Exercise directions: Out of the lines below, please list those that hold the string "color".

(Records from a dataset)
====

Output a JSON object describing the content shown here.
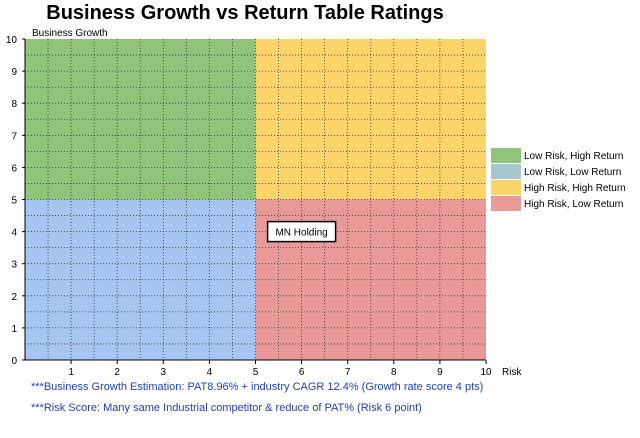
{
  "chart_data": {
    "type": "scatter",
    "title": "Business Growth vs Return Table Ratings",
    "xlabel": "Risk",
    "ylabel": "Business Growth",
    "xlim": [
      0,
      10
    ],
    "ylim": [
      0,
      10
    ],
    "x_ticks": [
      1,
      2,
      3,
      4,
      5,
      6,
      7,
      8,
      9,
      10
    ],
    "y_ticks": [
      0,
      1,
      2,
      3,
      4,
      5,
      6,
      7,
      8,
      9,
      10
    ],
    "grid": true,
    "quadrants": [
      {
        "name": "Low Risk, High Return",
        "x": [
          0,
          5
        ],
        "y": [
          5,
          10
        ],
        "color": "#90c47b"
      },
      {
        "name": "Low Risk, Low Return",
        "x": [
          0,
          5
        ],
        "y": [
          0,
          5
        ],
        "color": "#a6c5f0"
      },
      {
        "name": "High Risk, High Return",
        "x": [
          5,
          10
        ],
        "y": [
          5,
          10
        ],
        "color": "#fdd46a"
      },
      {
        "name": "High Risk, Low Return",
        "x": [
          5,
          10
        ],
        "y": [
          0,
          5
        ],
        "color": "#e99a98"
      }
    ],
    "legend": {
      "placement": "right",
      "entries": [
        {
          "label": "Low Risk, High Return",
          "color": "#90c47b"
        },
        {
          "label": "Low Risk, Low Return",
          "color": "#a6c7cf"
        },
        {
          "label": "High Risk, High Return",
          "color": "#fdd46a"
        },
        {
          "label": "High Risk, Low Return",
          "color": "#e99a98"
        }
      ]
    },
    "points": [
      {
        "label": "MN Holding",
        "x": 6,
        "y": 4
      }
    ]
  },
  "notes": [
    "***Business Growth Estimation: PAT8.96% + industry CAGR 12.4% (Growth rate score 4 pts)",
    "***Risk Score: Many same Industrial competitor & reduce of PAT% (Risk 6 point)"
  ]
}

====

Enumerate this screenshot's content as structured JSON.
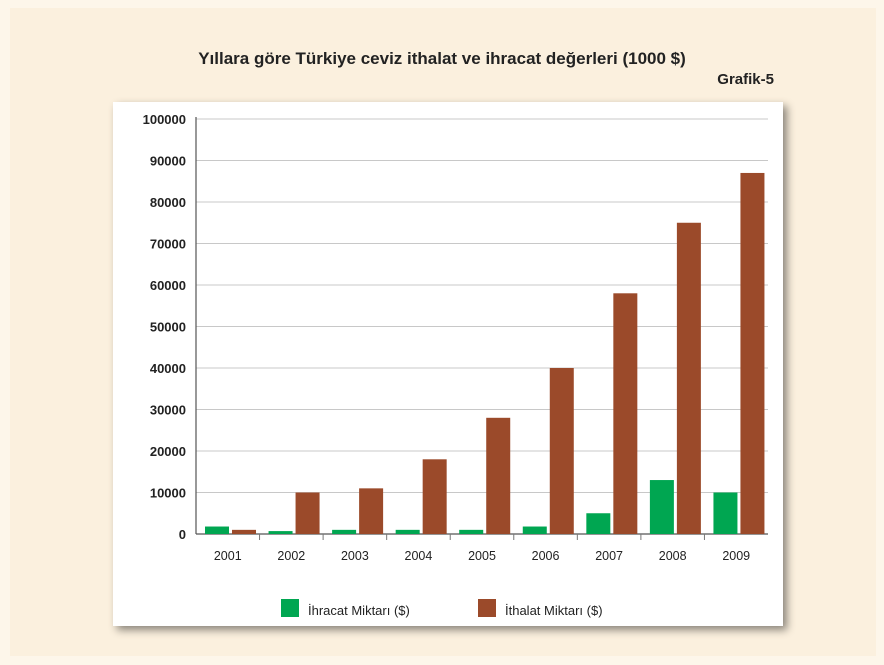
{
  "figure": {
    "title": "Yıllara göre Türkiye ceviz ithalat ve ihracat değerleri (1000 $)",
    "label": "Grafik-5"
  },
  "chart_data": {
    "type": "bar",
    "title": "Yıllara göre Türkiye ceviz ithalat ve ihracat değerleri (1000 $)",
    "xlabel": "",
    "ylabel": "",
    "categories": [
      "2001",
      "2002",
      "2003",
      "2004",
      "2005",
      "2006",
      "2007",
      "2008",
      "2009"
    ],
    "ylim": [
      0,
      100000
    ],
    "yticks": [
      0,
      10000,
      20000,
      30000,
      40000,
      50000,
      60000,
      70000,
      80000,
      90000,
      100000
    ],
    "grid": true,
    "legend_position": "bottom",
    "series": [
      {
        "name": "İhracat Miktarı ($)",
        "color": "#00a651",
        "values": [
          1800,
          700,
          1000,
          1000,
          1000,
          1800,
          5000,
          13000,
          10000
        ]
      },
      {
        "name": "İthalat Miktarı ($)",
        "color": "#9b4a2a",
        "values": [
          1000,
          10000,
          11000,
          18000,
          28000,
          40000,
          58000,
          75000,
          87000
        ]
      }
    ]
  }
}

====

Response for this exercise:
        "color": "#90c47b"
        "color": "#a6c5f0"
        "color": "#fdd46a"
        "color": "#e99a98"
          "color": "#90c47b"
          "color": "#a6c7cf"
          "color": "#fdd46a"
          "color": "#e99a98"
        "color": "#00a651",
        "color": "#9b4a2a",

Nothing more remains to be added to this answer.